== Input ==

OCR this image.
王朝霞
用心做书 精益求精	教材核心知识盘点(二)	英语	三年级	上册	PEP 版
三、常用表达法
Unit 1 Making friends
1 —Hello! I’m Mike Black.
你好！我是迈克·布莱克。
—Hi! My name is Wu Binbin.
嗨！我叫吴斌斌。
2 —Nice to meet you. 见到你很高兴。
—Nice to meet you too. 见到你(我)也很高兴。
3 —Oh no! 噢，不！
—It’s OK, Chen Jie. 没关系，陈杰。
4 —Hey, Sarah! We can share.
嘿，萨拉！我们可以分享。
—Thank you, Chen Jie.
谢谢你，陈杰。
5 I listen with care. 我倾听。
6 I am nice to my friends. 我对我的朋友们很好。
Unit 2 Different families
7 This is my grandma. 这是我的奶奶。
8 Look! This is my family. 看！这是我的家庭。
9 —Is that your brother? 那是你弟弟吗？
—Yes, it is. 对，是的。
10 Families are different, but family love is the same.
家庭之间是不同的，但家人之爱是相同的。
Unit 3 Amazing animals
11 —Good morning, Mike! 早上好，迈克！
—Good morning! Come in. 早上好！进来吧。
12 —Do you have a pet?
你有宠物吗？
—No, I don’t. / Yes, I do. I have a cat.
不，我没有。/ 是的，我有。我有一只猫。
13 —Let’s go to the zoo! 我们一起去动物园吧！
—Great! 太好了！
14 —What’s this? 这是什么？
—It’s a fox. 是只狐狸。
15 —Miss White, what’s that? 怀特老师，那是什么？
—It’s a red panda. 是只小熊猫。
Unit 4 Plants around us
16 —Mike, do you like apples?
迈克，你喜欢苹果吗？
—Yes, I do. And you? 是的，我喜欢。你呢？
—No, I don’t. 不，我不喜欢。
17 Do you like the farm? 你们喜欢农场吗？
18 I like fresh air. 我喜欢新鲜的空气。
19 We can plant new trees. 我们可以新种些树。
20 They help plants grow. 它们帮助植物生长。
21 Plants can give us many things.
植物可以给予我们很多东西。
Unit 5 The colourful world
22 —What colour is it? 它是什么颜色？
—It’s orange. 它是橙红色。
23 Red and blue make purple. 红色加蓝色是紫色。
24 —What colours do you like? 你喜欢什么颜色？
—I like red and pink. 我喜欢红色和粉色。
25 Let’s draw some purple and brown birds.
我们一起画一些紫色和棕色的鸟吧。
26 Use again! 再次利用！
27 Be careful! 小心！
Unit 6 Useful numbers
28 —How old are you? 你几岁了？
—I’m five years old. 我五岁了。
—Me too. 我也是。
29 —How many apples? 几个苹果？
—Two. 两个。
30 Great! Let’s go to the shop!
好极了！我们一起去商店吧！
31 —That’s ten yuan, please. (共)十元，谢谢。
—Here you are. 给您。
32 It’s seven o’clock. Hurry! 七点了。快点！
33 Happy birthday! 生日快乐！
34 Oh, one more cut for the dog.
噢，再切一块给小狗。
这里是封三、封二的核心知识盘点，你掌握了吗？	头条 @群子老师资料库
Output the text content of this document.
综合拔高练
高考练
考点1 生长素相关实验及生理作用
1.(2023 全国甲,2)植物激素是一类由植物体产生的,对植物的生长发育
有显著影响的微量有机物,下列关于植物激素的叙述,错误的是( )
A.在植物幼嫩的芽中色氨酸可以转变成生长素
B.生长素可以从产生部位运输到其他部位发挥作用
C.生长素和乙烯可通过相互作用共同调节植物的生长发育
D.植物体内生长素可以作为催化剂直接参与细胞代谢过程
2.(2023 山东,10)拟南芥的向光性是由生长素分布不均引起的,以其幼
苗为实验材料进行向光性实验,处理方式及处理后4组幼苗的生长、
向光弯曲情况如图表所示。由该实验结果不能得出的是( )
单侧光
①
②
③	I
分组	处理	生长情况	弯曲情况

===
== Input ==

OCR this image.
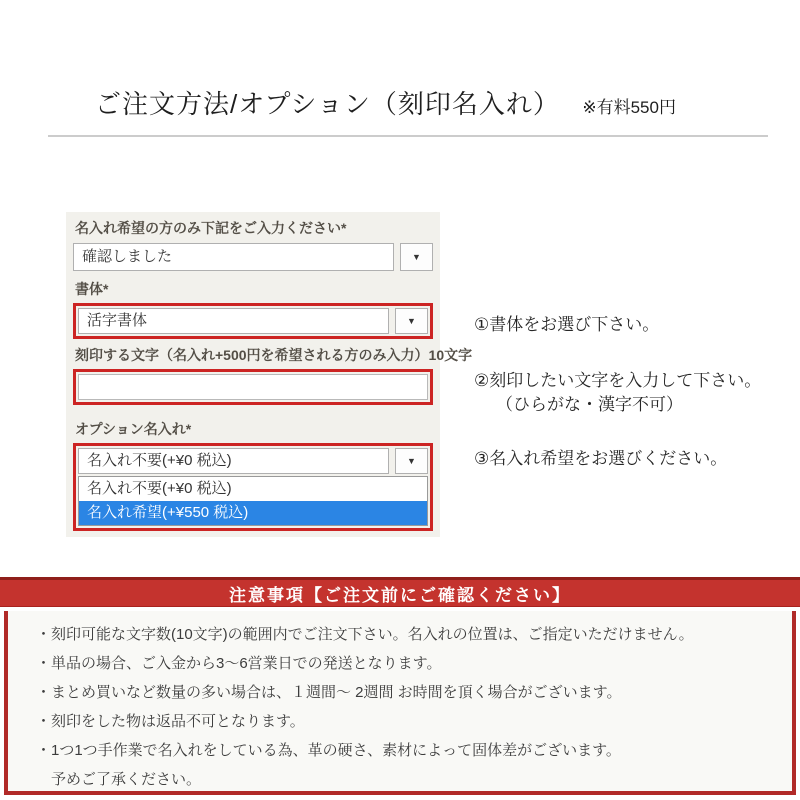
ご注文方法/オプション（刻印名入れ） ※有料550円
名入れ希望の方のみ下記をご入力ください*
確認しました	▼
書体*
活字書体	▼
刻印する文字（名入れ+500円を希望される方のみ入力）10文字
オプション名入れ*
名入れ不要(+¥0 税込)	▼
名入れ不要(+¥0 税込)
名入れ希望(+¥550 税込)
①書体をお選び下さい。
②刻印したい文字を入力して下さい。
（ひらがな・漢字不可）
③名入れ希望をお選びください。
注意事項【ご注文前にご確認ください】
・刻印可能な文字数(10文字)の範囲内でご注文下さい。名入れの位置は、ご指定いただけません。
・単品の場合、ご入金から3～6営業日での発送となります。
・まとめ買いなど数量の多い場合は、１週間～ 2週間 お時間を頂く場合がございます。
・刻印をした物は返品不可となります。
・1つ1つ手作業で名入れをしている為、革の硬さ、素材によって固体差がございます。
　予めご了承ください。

===

▶ _Instructions to follow_
List each line in the listing that contains the string "family".

▶ _Finished task_
8 Look! This is my family. 看！这是我的家庭。
10 Families are different, but family love is the same.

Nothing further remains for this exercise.